- [GOAL]:
Will you transcribe all the entries word for word, skipping the pictures they hold?

Figure content listings:
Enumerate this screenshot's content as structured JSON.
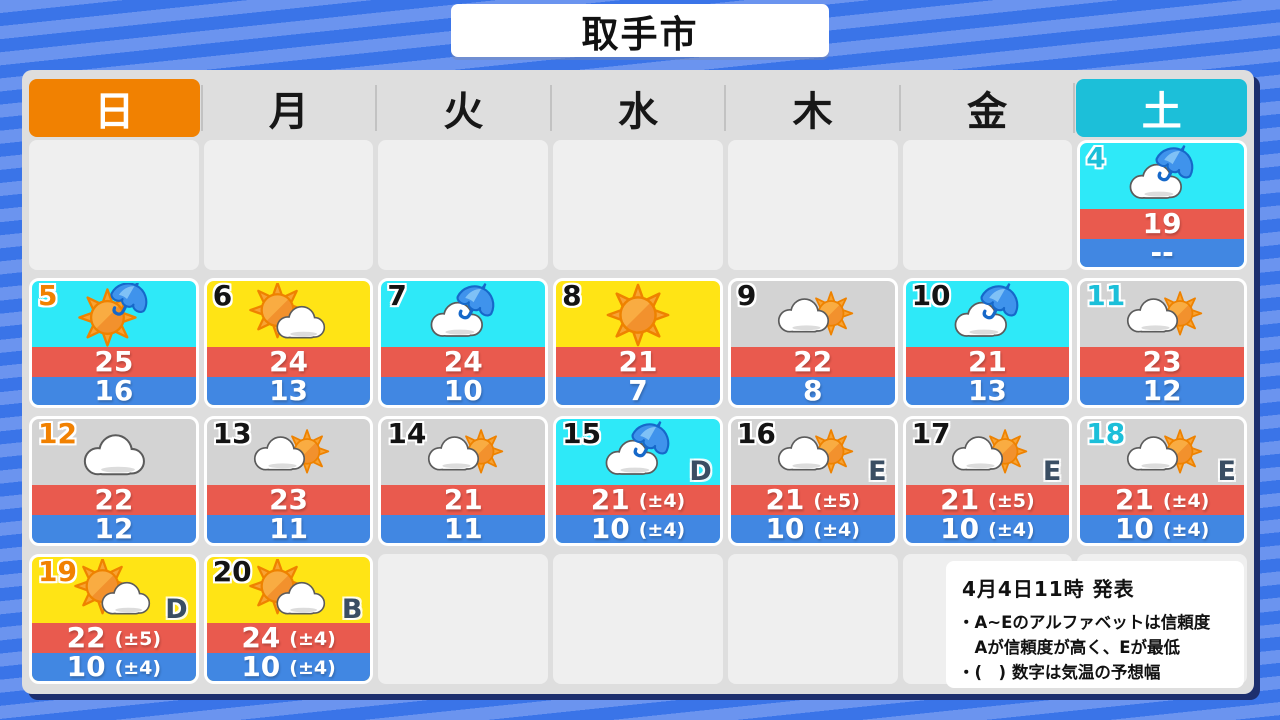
{
  "title": "取手市",
  "weekday_header": {
    "days": [
      {
        "label": "日",
        "type": "sunday",
        "name": "sun"
      },
      {
        "label": "月",
        "type": "weekday",
        "name": "mon"
      },
      {
        "label": "火",
        "type": "weekday",
        "name": "tue"
      },
      {
        "label": "水",
        "type": "weekday",
        "name": "wed"
      },
      {
        "label": "木",
        "type": "weekday",
        "name": "thu"
      },
      {
        "label": "金",
        "type": "weekday",
        "name": "fri"
      },
      {
        "label": "土",
        "type": "saturday",
        "name": "sat"
      }
    ]
  },
  "calendar": {
    "rows": [
      [
        null,
        null,
        null,
        null,
        null,
        null,
        {
          "date": "4",
          "icon": "cloud-umbrella",
          "bg": "cyan",
          "high": "19",
          "low": "--"
        }
      ],
      [
        {
          "date": "5",
          "icon": "sun-umbrella",
          "bg": "cyan",
          "high": "25",
          "low": "16"
        },
        {
          "date": "6",
          "icon": "sun-cloud",
          "bg": "yellow",
          "high": "24",
          "low": "13"
        },
        {
          "date": "7",
          "icon": "cloud-umbrella",
          "bg": "cyan",
          "high": "24",
          "low": "10"
        },
        {
          "date": "8",
          "icon": "sun",
          "bg": "yellow",
          "high": "21",
          "low": "7"
        },
        {
          "date": "9",
          "icon": "cloud-sun",
          "bg": "gray",
          "high": "22",
          "low": "8"
        },
        {
          "date": "10",
          "icon": "cloud-umbrella",
          "bg": "cyan",
          "high": "21",
          "low": "13"
        },
        {
          "date": "11",
          "icon": "cloud-sun",
          "bg": "gray",
          "high": "23",
          "low": "12"
        }
      ],
      [
        {
          "date": "12",
          "icon": "cloud",
          "bg": "gray",
          "high": "22",
          "low": "12"
        },
        {
          "date": "13",
          "icon": "cloud-sun",
          "bg": "gray",
          "high": "23",
          "low": "11"
        },
        {
          "date": "14",
          "icon": "cloud-sun",
          "bg": "gray",
          "high": "21",
          "low": "11"
        },
        {
          "date": "15",
          "icon": "cloud-umbrella",
          "bg": "cyan",
          "reliability": "D",
          "high": "21",
          "high_range": "(±4)",
          "low": "10",
          "low_range": "(±4)"
        },
        {
          "date": "16",
          "icon": "cloud-sun",
          "bg": "gray",
          "reliability": "E",
          "high": "21",
          "high_range": "(±5)",
          "low": "10",
          "low_range": "(±4)"
        },
        {
          "date": "17",
          "icon": "cloud-sun",
          "bg": "gray",
          "reliability": "E",
          "high": "21",
          "high_range": "(±5)",
          "low": "10",
          "low_range": "(±4)"
        },
        {
          "date": "18",
          "icon": "cloud-sun",
          "bg": "gray",
          "reliability": "E",
          "high": "21",
          "high_range": "(±4)",
          "low": "10",
          "low_range": "(±4)"
        }
      ],
      [
        {
          "date": "19",
          "icon": "sun-cloud",
          "bg": "yellow",
          "reliability": "D",
          "high": "22",
          "high_range": "(±5)",
          "low": "10",
          "low_range": "(±4)"
        },
        {
          "date": "20",
          "icon": "sun-cloud",
          "bg": "yellow",
          "reliability": "B",
          "high": "24",
          "high_range": "(±4)",
          "low": "10",
          "low_range": "(±4)"
        },
        null,
        null,
        null,
        null,
        null
      ]
    ]
  },
  "notes": {
    "issued": "4月4日11時 発表",
    "lines": [
      "・A~Eのアルファベットは信頼度",
      "　Aが信頼度が高く、Eが最低",
      "・(　) 数字は気温の予想幅"
    ]
  },
  "colors": {
    "sunday_orange": "#F18101",
    "saturday_cyan": "#1CBFD9",
    "cell_cyan": "#2EE9F8",
    "cell_yellow": "#FFE415",
    "cell_gray": "#D3D3D3",
    "empty_cell": "#EFEFEF",
    "high_red": "#E95A4E",
    "low_blue": "#4187E2",
    "panel_gray": "#DEDEDE",
    "panel_shadow_navy": "#1D2F6E",
    "bg_stripe_light": "#6B94EF",
    "bg_stripe_dark": "#3A74E8",
    "reliability_navy": "#3A4E63"
  }
}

- [WRITTEN SOLUTION]:
Enumerate this screenshot's content as structured JSON.
{
  "title": "取手市",
  "weekday_header": {
    "days": [
      {
        "label": "日",
        "type": "sunday",
        "name": "sun"
      },
      {
        "label": "月",
        "type": "weekday",
        "name": "mon"
      },
      {
        "label": "火",
        "type": "weekday",
        "name": "tue"
      },
      {
        "label": "水",
        "type": "weekday",
        "name": "wed"
      },
      {
        "label": "木",
        "type": "weekday",
        "name": "thu"
      },
      {
        "label": "金",
        "type": "weekday",
        "name": "fri"
      },
      {
        "label": "土",
        "type": "saturday",
        "name": "sat"
      }
    ]
  },
  "calendar": {
    "rows": [
      [
        null,
        null,
        null,
        null,
        null,
        null,
        {
          "date": "4",
          "icon": "cloud-umbrella",
          "bg": "cyan",
          "high": "19",
          "low": "--"
        }
      ],
      [
        {
          "date": "5",
          "icon": "sun-umbrella",
          "bg": "cyan",
          "high": "25",
          "low": "16"
        },
        {
          "date": "6",
          "icon": "sun-cloud",
          "bg": "yellow",
          "high": "24",
          "low": "13"
        },
        {
          "date": "7",
          "icon": "cloud-umbrella",
          "bg": "cyan",
          "high": "24",
          "low": "10"
        },
        {
          "date": "8",
          "icon": "sun",
          "bg": "yellow",
          "high": "21",
          "low": "7"
        },
        {
          "date": "9",
          "icon": "cloud-sun",
          "bg": "gray",
          "high": "22",
          "low": "8"
        },
        {
          "date": "10",
          "icon": "cloud-umbrella",
          "bg": "cyan",
          "high": "21",
          "low": "13"
        },
        {
          "date": "11",
          "icon": "cloud-sun",
          "bg": "gray",
          "high": "23",
          "low": "12"
        }
      ],
      [
        {
          "date": "12",
          "icon": "cloud",
          "bg": "gray",
          "high": "22",
          "low": "12"
        },
        {
          "date": "13",
          "icon": "cloud-sun",
          "bg": "gray",
          "high": "23",
          "low": "11"
        },
        {
          "date": "14",
          "icon": "cloud-sun",
          "bg": "gray",
          "high": "21",
          "low": "11"
        },
        {
          "date": "15",
          "icon": "cloud-umbrella",
          "bg": "cyan",
          "reliability": "D",
          "high": "21",
          "high_range": "(±4)",
          "low": "10",
          "low_range": "(±4)"
        },
        {
          "date": "16",
          "icon": "cloud-sun",
          "bg": "gray",
          "reliability": "E",
          "high": "21",
          "high_range": "(±5)",
          "low": "10",
          "low_range": "(±4)"
        },
        {
          "date": "17",
          "icon": "cloud-sun",
          "bg": "gray",
          "reliability": "E",
          "high": "21",
          "high_range": "(±5)",
          "low": "10",
          "low_range": "(±4)"
        },
        {
          "date": "18",
          "icon": "cloud-sun",
          "bg": "gray",
          "reliability": "E",
          "high": "21",
          "high_range": "(±4)",
          "low": "10",
          "low_range": "(±4)"
        }
      ],
      [
        {
          "date": "19",
          "icon": "sun-cloud",
          "bg": "yellow",
          "reliability": "D",
          "high": "22",
          "high_range": "(±5)",
          "low": "10",
          "low_range": "(±4)"
        },
        {
          "date": "20",
          "icon": "sun-cloud",
          "bg": "yellow",
          "reliability": "B",
          "high": "24",
          "high_range": "(±4)",
          "low": "10",
          "low_range": "(±4)"
        },
        null,
        null,
        null,
        null,
        null
      ]
    ]
  },
  "notes": {
    "issued": "4月4日11時 発表",
    "lines": [
      "・A~Eのアルファベットは信頼度",
      "　Aが信頼度が高く、Eが最低",
      "・(　) 数字は気温の予想幅"
    ]
  },
  "colors": {
    "sunday_orange": "#F18101",
    "saturday_cyan": "#1CBFD9",
    "cell_cyan": "#2EE9F8",
    "cell_yellow": "#FFE415",
    "cell_gray": "#D3D3D3",
    "empty_cell": "#EFEFEF",
    "high_red": "#E95A4E",
    "low_blue": "#4187E2",
    "panel_gray": "#DEDEDE",
    "panel_shadow_navy": "#1D2F6E",
    "bg_stripe_light": "#6B94EF",
    "bg_stripe_dark": "#3A74E8",
    "reliability_navy": "#3A4E63"
  }
}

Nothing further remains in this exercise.